Make a verbatim copy of the entries below; pictures stay out.

☆ ☆ ☆ ☆ ☆

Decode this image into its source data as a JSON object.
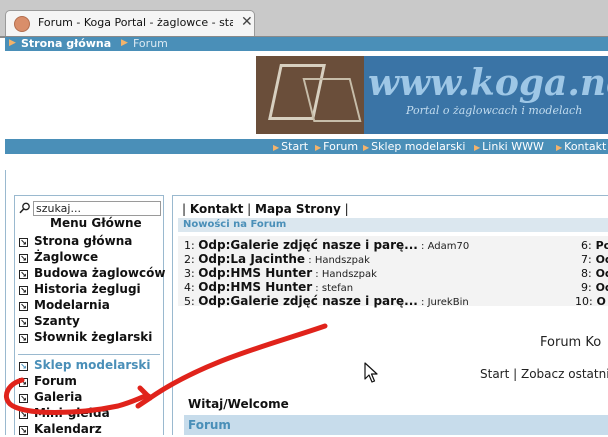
{
  "browser": {
    "tab_title": "Forum - Koga Portal - żaglowce - statki...",
    "tab_close": "✕"
  },
  "breadcrumb": {
    "home": "Strona główna",
    "current": "Forum"
  },
  "banner": {
    "title": "www.koga.net",
    "subtitle": "Portal o żaglowcach i modelach"
  },
  "topnav": {
    "items": [
      "Start",
      "Forum",
      "Sklep modelarski",
      "Linki WWW",
      "Kontakt"
    ]
  },
  "sidebar": {
    "search_value": "szukaj...",
    "menu_title": "Menu Główne",
    "items": [
      {
        "label": "Strona główna"
      },
      {
        "label": "Żaglowce"
      },
      {
        "label": "Budowa żaglowców"
      },
      {
        "label": "Historia żeglugi"
      },
      {
        "label": "Modelarnia"
      },
      {
        "label": "Szanty"
      },
      {
        "label": "Słownik żeglarski"
      },
      {
        "label": "Sklep modelarski"
      },
      {
        "label": "Forum"
      },
      {
        "label": "Galeria"
      },
      {
        "label": "Mini-giełda"
      },
      {
        "label": "Kalendarz"
      }
    ]
  },
  "content": {
    "sep_left": "|",
    "contact": "Kontakt",
    "sep_mid": "|",
    "sitemap": "Mapa Strony",
    "sep_right": "|",
    "news_header": "Nowości na Forum",
    "news": [
      {
        "num": "1:",
        "title": "Odp:Galerie zdjęć nasze i parę...",
        "sep": " : ",
        "author": "Adam70"
      },
      {
        "num": "2:",
        "title": "Odp:La Jacinthe",
        "sep": " : ",
        "author": "Handszpak"
      },
      {
        "num": "3:",
        "title": "Odp:HMS Hunter",
        "sep": " : ",
        "author": "Handszpak"
      },
      {
        "num": "4:",
        "title": "Odp:HMS Hunter",
        "sep": " : ",
        "author": "stefan"
      },
      {
        "num": "5:",
        "title": "Odp:Galerie zdjęć nasze i parę...",
        "sep": " : ",
        "author": "JurekBin"
      }
    ],
    "news_right": [
      {
        "num": "6:",
        "title": "Po"
      },
      {
        "num": "7:",
        "title": "Od"
      },
      {
        "num": "8:",
        "title": "Od"
      },
      {
        "num": "9:",
        "title": "Od"
      },
      {
        "num": "10:",
        "title": "O"
      }
    ],
    "forum_title": "Forum Ko",
    "start_line": "Start | Zobacz ostatnie",
    "welcome": "Witaj/Welcome",
    "forum_bar": "Forum"
  },
  "colors": {
    "accent": "#4a8fb8",
    "arrow": "#f4b36a",
    "annotation": "#e0231b"
  }
}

☆ ☆ ☆ ☆ ☆

- Solution:
Decode this image into its source data as a JSON object.
{
  "browser": {
    "tab_title": "Forum - Koga Portal - żaglowce - statki...",
    "tab_close": "✕"
  },
  "breadcrumb": {
    "home": "Strona główna",
    "current": "Forum"
  },
  "banner": {
    "title": "www.koga.net",
    "subtitle": "Portal o żaglowcach i modelach"
  },
  "topnav": {
    "items": [
      "Start",
      "Forum",
      "Sklep modelarski",
      "Linki WWW",
      "Kontakt"
    ]
  },
  "sidebar": {
    "search_value": "szukaj...",
    "menu_title": "Menu Główne",
    "items": [
      {
        "label": "Strona główna"
      },
      {
        "label": "Żaglowce"
      },
      {
        "label": "Budowa żaglowców"
      },
      {
        "label": "Historia żeglugi"
      },
      {
        "label": "Modelarnia"
      },
      {
        "label": "Szanty"
      },
      {
        "label": "Słownik żeglarski"
      },
      {
        "label": "Sklep modelarski"
      },
      {
        "label": "Forum"
      },
      {
        "label": "Galeria"
      },
      {
        "label": "Mini-giełda"
      },
      {
        "label": "Kalendarz"
      }
    ]
  },
  "content": {
    "sep_left": "|",
    "contact": "Kontakt",
    "sep_mid": "|",
    "sitemap": "Mapa Strony",
    "sep_right": "|",
    "news_header": "Nowości na Forum",
    "news": [
      {
        "num": "1:",
        "title": "Odp:Galerie zdjęć nasze i parę...",
        "sep": " : ",
        "author": "Adam70"
      },
      {
        "num": "2:",
        "title": "Odp:La Jacinthe",
        "sep": " : ",
        "author": "Handszpak"
      },
      {
        "num": "3:",
        "title": "Odp:HMS Hunter",
        "sep": " : ",
        "author": "Handszpak"
      },
      {
        "num": "4:",
        "title": "Odp:HMS Hunter",
        "sep": " : ",
        "author": "stefan"
      },
      {
        "num": "5:",
        "title": "Odp:Galerie zdjęć nasze i parę...",
        "sep": " : ",
        "author": "JurekBin"
      }
    ],
    "news_right": [
      {
        "num": "6:",
        "title": "Po"
      },
      {
        "num": "7:",
        "title": "Od"
      },
      {
        "num": "8:",
        "title": "Od"
      },
      {
        "num": "9:",
        "title": "Od"
      },
      {
        "num": "10:",
        "title": "O"
      }
    ],
    "forum_title": "Forum Ko",
    "start_line": "Start | Zobacz ostatnie",
    "welcome": "Witaj/Welcome",
    "forum_bar": "Forum"
  },
  "colors": {
    "accent": "#4a8fb8",
    "arrow": "#f4b36a",
    "annotation": "#e0231b"
  }
}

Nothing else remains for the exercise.